What you will do: Pull out each line of the data that includes the word "novo".

(Dataset rows about figures)

____

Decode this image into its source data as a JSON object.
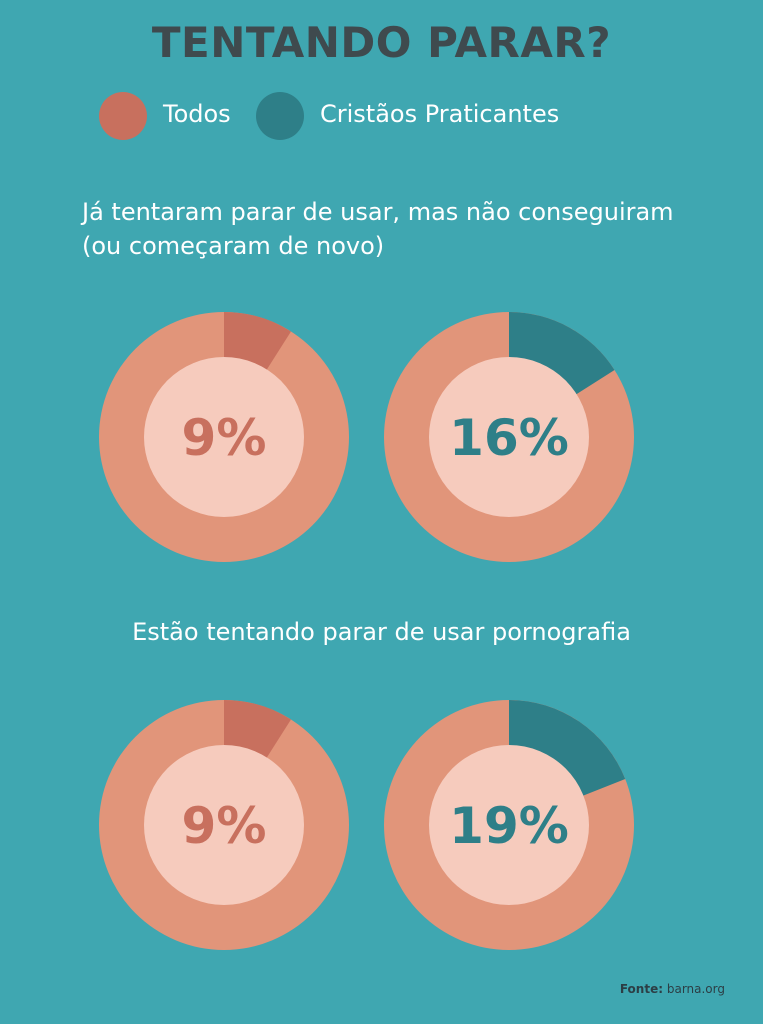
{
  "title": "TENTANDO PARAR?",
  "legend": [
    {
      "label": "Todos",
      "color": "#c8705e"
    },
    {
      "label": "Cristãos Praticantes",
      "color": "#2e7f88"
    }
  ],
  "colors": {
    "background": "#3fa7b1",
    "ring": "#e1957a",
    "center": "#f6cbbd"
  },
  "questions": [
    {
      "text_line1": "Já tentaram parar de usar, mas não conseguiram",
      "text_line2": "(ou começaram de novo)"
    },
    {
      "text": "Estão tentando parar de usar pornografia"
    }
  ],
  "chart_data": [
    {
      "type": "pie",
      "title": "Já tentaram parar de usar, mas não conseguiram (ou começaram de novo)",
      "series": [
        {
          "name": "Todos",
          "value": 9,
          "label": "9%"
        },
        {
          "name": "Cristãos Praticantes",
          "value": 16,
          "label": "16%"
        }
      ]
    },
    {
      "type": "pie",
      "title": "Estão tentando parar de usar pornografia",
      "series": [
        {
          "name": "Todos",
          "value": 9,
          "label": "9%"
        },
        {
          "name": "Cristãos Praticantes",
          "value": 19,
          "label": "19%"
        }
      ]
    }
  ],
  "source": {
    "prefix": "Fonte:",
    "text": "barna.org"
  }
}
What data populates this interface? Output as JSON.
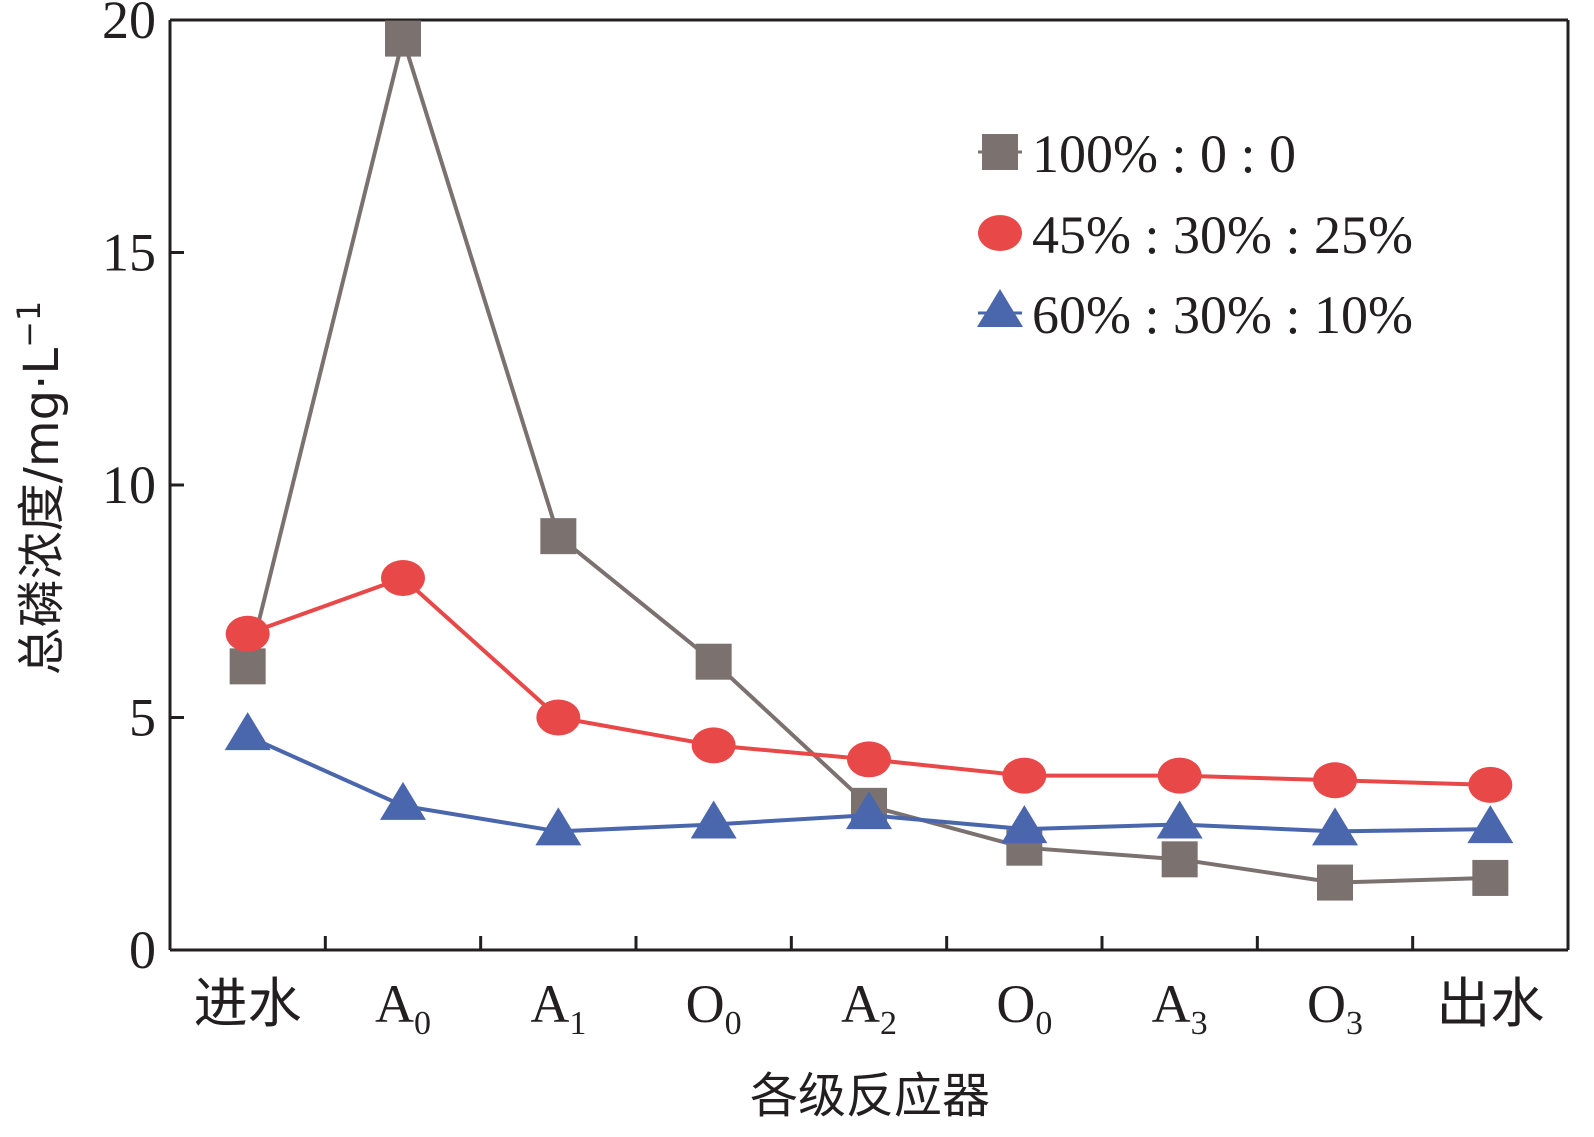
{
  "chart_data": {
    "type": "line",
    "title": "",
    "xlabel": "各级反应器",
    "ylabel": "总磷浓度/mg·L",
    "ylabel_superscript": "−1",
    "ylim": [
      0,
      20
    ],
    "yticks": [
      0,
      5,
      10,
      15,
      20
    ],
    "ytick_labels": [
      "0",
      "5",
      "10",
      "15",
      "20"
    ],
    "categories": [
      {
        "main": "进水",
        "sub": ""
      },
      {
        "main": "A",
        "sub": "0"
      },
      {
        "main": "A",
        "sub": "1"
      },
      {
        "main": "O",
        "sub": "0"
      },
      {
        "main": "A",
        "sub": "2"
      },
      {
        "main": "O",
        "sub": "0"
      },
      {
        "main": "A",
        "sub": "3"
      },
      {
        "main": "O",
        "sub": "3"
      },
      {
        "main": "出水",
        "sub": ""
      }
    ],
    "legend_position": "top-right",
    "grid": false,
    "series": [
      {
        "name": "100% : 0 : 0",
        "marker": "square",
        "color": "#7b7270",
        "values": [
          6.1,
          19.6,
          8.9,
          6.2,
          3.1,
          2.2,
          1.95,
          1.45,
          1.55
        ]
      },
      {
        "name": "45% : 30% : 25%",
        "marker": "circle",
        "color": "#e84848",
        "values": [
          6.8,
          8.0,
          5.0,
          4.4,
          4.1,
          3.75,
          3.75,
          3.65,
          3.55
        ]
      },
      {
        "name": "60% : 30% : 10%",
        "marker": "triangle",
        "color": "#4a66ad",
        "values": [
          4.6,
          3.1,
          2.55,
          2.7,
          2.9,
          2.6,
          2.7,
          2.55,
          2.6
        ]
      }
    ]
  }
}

____

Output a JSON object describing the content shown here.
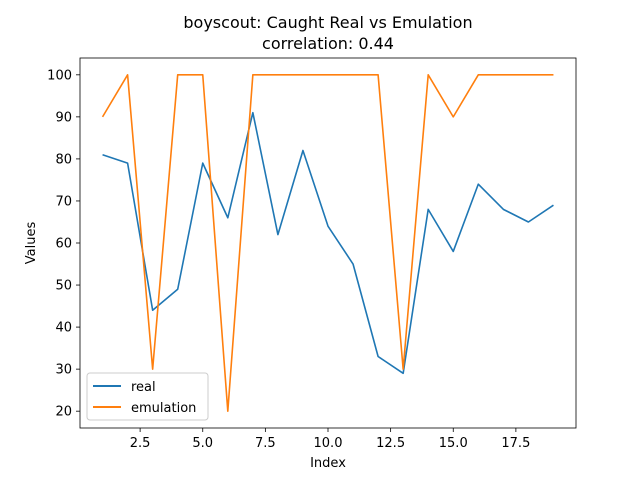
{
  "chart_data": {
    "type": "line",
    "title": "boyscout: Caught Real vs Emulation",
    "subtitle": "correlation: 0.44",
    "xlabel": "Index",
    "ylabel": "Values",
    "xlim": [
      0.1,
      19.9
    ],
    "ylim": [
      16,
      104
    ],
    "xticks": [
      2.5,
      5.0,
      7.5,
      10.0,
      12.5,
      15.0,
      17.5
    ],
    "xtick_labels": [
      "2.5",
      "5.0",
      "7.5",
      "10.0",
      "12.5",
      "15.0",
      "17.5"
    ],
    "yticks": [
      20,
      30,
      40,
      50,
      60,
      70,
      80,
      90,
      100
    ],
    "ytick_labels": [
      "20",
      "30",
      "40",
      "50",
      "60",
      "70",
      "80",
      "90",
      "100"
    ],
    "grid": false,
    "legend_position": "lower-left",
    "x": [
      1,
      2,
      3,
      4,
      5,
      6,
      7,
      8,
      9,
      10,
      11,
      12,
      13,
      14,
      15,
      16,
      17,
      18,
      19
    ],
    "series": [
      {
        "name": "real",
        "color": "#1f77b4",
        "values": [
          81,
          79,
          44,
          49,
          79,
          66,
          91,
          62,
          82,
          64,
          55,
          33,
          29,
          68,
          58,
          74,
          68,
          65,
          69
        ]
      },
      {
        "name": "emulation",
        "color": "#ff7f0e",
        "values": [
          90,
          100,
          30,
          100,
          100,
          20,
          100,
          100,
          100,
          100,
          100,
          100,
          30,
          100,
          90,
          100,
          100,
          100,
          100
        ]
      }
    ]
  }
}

____

Output for this task:
      "text_line2": "(ou começaram de novo)"
      "title": "Já tentaram parar de usar, mas não conseguiram (ou começaram de novo)",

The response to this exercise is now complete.